** start of Records **
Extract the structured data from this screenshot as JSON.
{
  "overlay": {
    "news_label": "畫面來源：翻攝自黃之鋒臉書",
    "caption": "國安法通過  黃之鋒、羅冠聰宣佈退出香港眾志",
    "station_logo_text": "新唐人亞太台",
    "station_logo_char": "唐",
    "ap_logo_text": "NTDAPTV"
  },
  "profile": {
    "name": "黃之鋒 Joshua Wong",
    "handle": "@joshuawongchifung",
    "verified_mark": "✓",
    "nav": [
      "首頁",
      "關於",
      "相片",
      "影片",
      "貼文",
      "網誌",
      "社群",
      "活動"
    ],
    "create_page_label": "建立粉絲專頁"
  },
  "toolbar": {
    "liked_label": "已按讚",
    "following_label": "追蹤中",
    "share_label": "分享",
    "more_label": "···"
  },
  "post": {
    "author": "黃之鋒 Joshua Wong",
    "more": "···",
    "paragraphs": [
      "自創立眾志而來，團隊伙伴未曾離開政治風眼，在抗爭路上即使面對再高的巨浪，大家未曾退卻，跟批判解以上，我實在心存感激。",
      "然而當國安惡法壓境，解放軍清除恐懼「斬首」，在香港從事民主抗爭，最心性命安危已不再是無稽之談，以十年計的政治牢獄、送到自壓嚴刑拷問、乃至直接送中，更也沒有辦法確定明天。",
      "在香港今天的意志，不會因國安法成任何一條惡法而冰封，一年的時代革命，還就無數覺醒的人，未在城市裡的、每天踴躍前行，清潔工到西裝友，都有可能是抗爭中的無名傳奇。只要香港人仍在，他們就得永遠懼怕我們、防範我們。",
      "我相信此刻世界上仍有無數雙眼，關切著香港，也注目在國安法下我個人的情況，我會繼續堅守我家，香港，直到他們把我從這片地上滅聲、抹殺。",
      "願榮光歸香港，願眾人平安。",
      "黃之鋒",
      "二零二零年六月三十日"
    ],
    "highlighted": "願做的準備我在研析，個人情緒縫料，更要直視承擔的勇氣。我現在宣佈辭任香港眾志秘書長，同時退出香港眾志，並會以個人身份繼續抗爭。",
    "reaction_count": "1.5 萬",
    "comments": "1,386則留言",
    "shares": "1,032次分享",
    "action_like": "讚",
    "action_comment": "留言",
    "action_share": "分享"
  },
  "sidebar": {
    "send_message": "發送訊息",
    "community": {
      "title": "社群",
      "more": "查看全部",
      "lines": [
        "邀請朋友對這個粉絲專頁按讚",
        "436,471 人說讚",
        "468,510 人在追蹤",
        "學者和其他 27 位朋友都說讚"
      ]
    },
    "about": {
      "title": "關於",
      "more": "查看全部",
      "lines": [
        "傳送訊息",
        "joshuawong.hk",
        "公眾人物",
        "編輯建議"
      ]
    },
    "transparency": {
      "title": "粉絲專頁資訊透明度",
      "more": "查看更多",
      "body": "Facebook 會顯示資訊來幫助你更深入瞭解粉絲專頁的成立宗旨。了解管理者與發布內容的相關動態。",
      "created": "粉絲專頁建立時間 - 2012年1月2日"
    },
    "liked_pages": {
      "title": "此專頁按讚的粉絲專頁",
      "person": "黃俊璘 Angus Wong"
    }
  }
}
** end of Records **
* [What is being asked]:
Retype the data exactly as given.

* [Result for this task]:
Extract the structured data from this screenshot as JSON.
{
  "overlay": {
    "news_label": "畫面來源：翻攝自黃之鋒臉書",
    "caption": "國安法通過  黃之鋒、羅冠聰宣佈退出香港眾志",
    "station_logo_text": "新唐人亞太台",
    "station_logo_char": "唐",
    "ap_logo_text": "NTDAPTV"
  },
  "profile": {
    "name": "黃之鋒 Joshua Wong",
    "handle": "@joshuawongchifung",
    "verified_mark": "✓",
    "nav": [
      "首頁",
      "關於",
      "相片",
      "影片",
      "貼文",
      "網誌",
      "社群",
      "活動"
    ],
    "create_page_label": "建立粉絲專頁"
  },
  "toolbar": {
    "liked_label": "已按讚",
    "following_label": "追蹤中",
    "share_label": "分享",
    "more_label": "···"
  },
  "post": {
    "author": "黃之鋒 Joshua Wong",
    "more": "···",
    "paragraphs": [
      "自創立眾志而來，團隊伙伴未曾離開政治風眼，在抗爭路上即使面對再高的巨浪，大家未曾退卻，跟批判解以上，我實在心存感激。",
      "然而當國安惡法壓境，解放軍清除恐懼「斬首」，在香港從事民主抗爭，最心性命安危已不再是無稽之談，以十年計的政治牢獄、送到自壓嚴刑拷問、乃至直接送中，更也沒有辦法確定明天。",
      "在香港今天的意志，不會因國安法成任何一條惡法而冰封，一年的時代革命，還就無數覺醒的人，未在城市裡的、每天踴躍前行，清潔工到西裝友，都有可能是抗爭中的無名傳奇。只要香港人仍在，他們就得永遠懼怕我們、防範我們。",
      "我相信此刻世界上仍有無數雙眼，關切著香港，也注目在國安法下我個人的情況，我會繼續堅守我家，香港，直到他們把我從這片地上滅聲、抹殺。",
      "願榮光歸香港，願眾人平安。",
      "黃之鋒",
      "二零二零年六月三十日"
    ],
    "highlighted": "願做的準備我在研析，個人情緒縫料，更要直視承擔的勇氣。我現在宣佈辭任香港眾志秘書長，同時退出香港眾志，並會以個人身份繼續抗爭。",
    "reaction_count": "1.5 萬",
    "comments": "1,386則留言",
    "shares": "1,032次分享",
    "action_like": "讚",
    "action_comment": "留言",
    "action_share": "分享"
  },
  "sidebar": {
    "send_message": "發送訊息",
    "community": {
      "title": "社群",
      "more": "查看全部",
      "lines": [
        "邀請朋友對這個粉絲專頁按讚",
        "436,471 人說讚",
        "468,510 人在追蹤",
        "學者和其他 27 位朋友都說讚"
      ]
    },
    "about": {
      "title": "關於",
      "more": "查看全部",
      "lines": [
        "傳送訊息",
        "joshuawong.hk",
        "公眾人物",
        "編輯建議"
      ]
    },
    "transparency": {
      "title": "粉絲專頁資訊透明度",
      "more": "查看更多",
      "body": "Facebook 會顯示資訊來幫助你更深入瞭解粉絲專頁的成立宗旨。了解管理者與發布內容的相關動態。",
      "created": "粉絲專頁建立時間 - 2012年1月2日"
    },
    "liked_pages": {
      "title": "此專頁按讚的粉絲專頁",
      "person": "黃俊璘 Angus Wong"
    }
  }
}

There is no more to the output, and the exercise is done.